WORK INSTRUCTIONS:
A - Rewrite the passage of the article on learning from our children between "Children are born" and "in the process.", inclusive, with "pure heart" changed to "kind heart".
B - In the article on learning from our children, list the traits that children are said to be born with.

EXCERPT PROVIDED:
--------
Learning From Our Children
Raising a child teaches caregivers to celebrate the little things, including the small milestones.
How many times as parents have you felt the need to return to your childhood self? It is often asked to the parents of the children. The answer most often is ‘quite regularly’!
Children are born with a pure heart, stress-free mind and creative instinct. However, adults lose these beautiful traits with age. But not all is lost, our children have the power to help us realize and remember the basic tenets of life like love, care and joy of learning. Therefore, as parents, it is important that we nurture these positive traits in the overall learning process of our children. This is a symbiotic process where while encouraging these traits in our children, we also learn from them. Here are some intrinsic qualities that adults can learn in the process.
Compassion and Forgiveness: Children are inherently compassionate. They not only teach us to accept without judgement but also to forgive, forget and move on. They may have a sibling spat or tussle with a best friend at night and wake up the next morning with love and forgiveness for them. In awe of their company, adults also learn to be more accepting, forgiving and compassionate towards their partner and others. However, children need to learn, accept and cope with different feelings - even ones that may not necessarily 'feel good'. To nurture this emotional understanding at the primary wing of our school we have a regular ‘circle time’ on emotions and coping skills with children where we try to help children identify how they are feeling, encourage them to communicate and eventually support them in coping with the feelings such as anger, sadness and jealousy. it is important to tell them that it’s okay to be angry about something; or cry over a loss and thus, play a part in nurturing them into emotionally stable individuals.
--------
MATERIAL PROVIDED:

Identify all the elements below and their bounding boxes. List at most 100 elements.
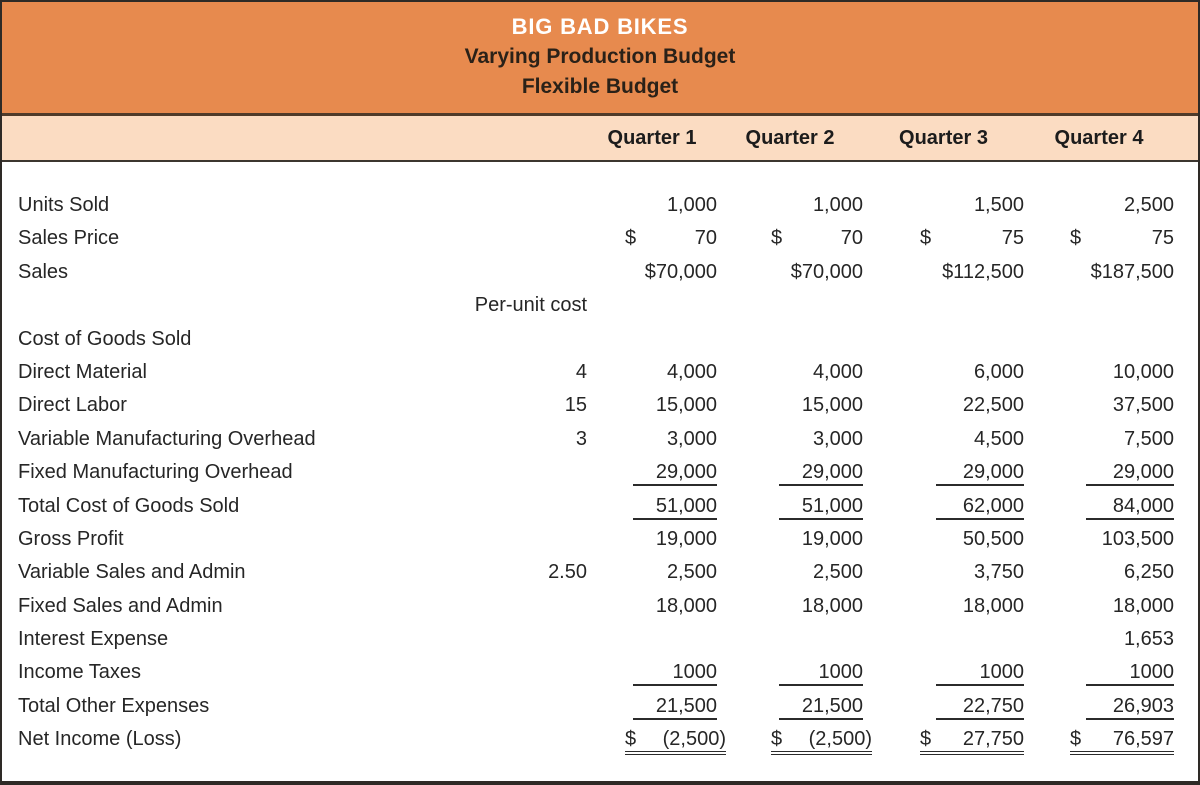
--------
REPLIES:
A -
Children are born with a kind heart, stress-free mind and creative instinct. However, adults lose these beautiful traits with age. But not all is lost, our children have the power to help us realize and remember the basic tenets of life like love, care and joy of learning. Therefore, as parents, it is important that we nurture these positive traits in the overall learning process of our children. This is a symbiotic process where while encouraging these traits in our children, we also learn from them. Here are some intrinsic qualities that adults can learn in the process.

B -
- a pure heart
- a stress-free mind
- a creative instinct